Data records
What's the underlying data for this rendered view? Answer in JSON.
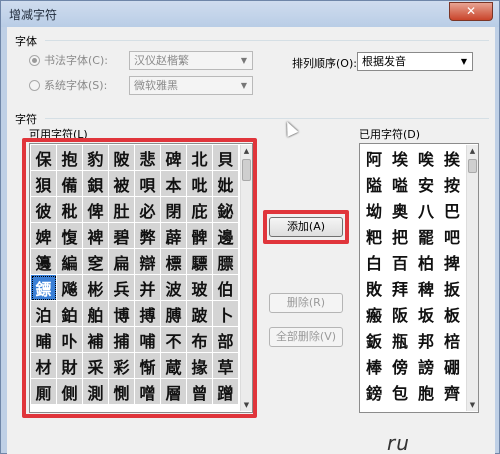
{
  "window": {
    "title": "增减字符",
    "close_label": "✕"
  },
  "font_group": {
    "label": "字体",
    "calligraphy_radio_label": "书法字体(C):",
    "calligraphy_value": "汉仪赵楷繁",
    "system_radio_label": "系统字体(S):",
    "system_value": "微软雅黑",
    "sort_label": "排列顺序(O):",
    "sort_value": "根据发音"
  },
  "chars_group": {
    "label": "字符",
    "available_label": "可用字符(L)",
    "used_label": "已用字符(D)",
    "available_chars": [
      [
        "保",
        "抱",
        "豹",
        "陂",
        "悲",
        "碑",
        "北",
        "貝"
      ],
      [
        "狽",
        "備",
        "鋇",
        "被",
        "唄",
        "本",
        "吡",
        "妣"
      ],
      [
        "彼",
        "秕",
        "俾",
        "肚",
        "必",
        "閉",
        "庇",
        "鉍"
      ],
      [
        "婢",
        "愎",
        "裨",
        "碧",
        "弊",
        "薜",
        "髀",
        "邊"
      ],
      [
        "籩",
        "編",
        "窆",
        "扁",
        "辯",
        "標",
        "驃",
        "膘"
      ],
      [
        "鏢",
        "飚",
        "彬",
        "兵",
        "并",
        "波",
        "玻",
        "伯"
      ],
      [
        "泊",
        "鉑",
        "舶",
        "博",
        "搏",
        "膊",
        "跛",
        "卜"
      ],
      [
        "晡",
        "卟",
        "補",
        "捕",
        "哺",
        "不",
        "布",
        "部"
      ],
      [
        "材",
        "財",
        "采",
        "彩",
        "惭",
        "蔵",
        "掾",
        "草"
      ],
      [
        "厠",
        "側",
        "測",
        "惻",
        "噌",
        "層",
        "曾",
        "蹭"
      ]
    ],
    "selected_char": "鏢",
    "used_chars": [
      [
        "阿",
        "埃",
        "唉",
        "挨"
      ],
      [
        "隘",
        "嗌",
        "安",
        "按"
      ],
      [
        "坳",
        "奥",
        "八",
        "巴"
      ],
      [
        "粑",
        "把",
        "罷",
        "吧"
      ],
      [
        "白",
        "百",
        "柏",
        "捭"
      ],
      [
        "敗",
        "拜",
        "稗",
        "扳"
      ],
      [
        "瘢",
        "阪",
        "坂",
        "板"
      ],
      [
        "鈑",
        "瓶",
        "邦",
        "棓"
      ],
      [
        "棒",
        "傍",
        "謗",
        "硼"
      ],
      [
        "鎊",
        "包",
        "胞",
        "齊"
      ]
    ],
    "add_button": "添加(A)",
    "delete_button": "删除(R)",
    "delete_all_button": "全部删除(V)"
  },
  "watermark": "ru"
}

Instruction - Reproduce every entry word for word, but omit the pictures.

Finished exercise -
What's the underlying data for this rendered view? Answer in JSON.
{
  "window": {
    "title": "增减字符",
    "close_label": "✕"
  },
  "font_group": {
    "label": "字体",
    "calligraphy_radio_label": "书法字体(C):",
    "calligraphy_value": "汉仪赵楷繁",
    "system_radio_label": "系统字体(S):",
    "system_value": "微软雅黑",
    "sort_label": "排列顺序(O):",
    "sort_value": "根据发音"
  },
  "chars_group": {
    "label": "字符",
    "available_label": "可用字符(L)",
    "used_label": "已用字符(D)",
    "available_chars": [
      [
        "保",
        "抱",
        "豹",
        "陂",
        "悲",
        "碑",
        "北",
        "貝"
      ],
      [
        "狽",
        "備",
        "鋇",
        "被",
        "唄",
        "本",
        "吡",
        "妣"
      ],
      [
        "彼",
        "秕",
        "俾",
        "肚",
        "必",
        "閉",
        "庇",
        "鉍"
      ],
      [
        "婢",
        "愎",
        "裨",
        "碧",
        "弊",
        "薜",
        "髀",
        "邊"
      ],
      [
        "籩",
        "編",
        "窆",
        "扁",
        "辯",
        "標",
        "驃",
        "膘"
      ],
      [
        "鏢",
        "飚",
        "彬",
        "兵",
        "并",
        "波",
        "玻",
        "伯"
      ],
      [
        "泊",
        "鉑",
        "舶",
        "博",
        "搏",
        "膊",
        "跛",
        "卜"
      ],
      [
        "晡",
        "卟",
        "補",
        "捕",
        "哺",
        "不",
        "布",
        "部"
      ],
      [
        "材",
        "財",
        "采",
        "彩",
        "惭",
        "蔵",
        "掾",
        "草"
      ],
      [
        "厠",
        "側",
        "測",
        "惻",
        "噌",
        "層",
        "曾",
        "蹭"
      ]
    ],
    "selected_char": "鏢",
    "used_chars": [
      [
        "阿",
        "埃",
        "唉",
        "挨"
      ],
      [
        "隘",
        "嗌",
        "安",
        "按"
      ],
      [
        "坳",
        "奥",
        "八",
        "巴"
      ],
      [
        "粑",
        "把",
        "罷",
        "吧"
      ],
      [
        "白",
        "百",
        "柏",
        "捭"
      ],
      [
        "敗",
        "拜",
        "稗",
        "扳"
      ],
      [
        "瘢",
        "阪",
        "坂",
        "板"
      ],
      [
        "鈑",
        "瓶",
        "邦",
        "棓"
      ],
      [
        "棒",
        "傍",
        "謗",
        "硼"
      ],
      [
        "鎊",
        "包",
        "胞",
        "齊"
      ]
    ],
    "add_button": "添加(A)",
    "delete_button": "删除(R)",
    "delete_all_button": "全部删除(V)"
  },
  "watermark": "ru"
}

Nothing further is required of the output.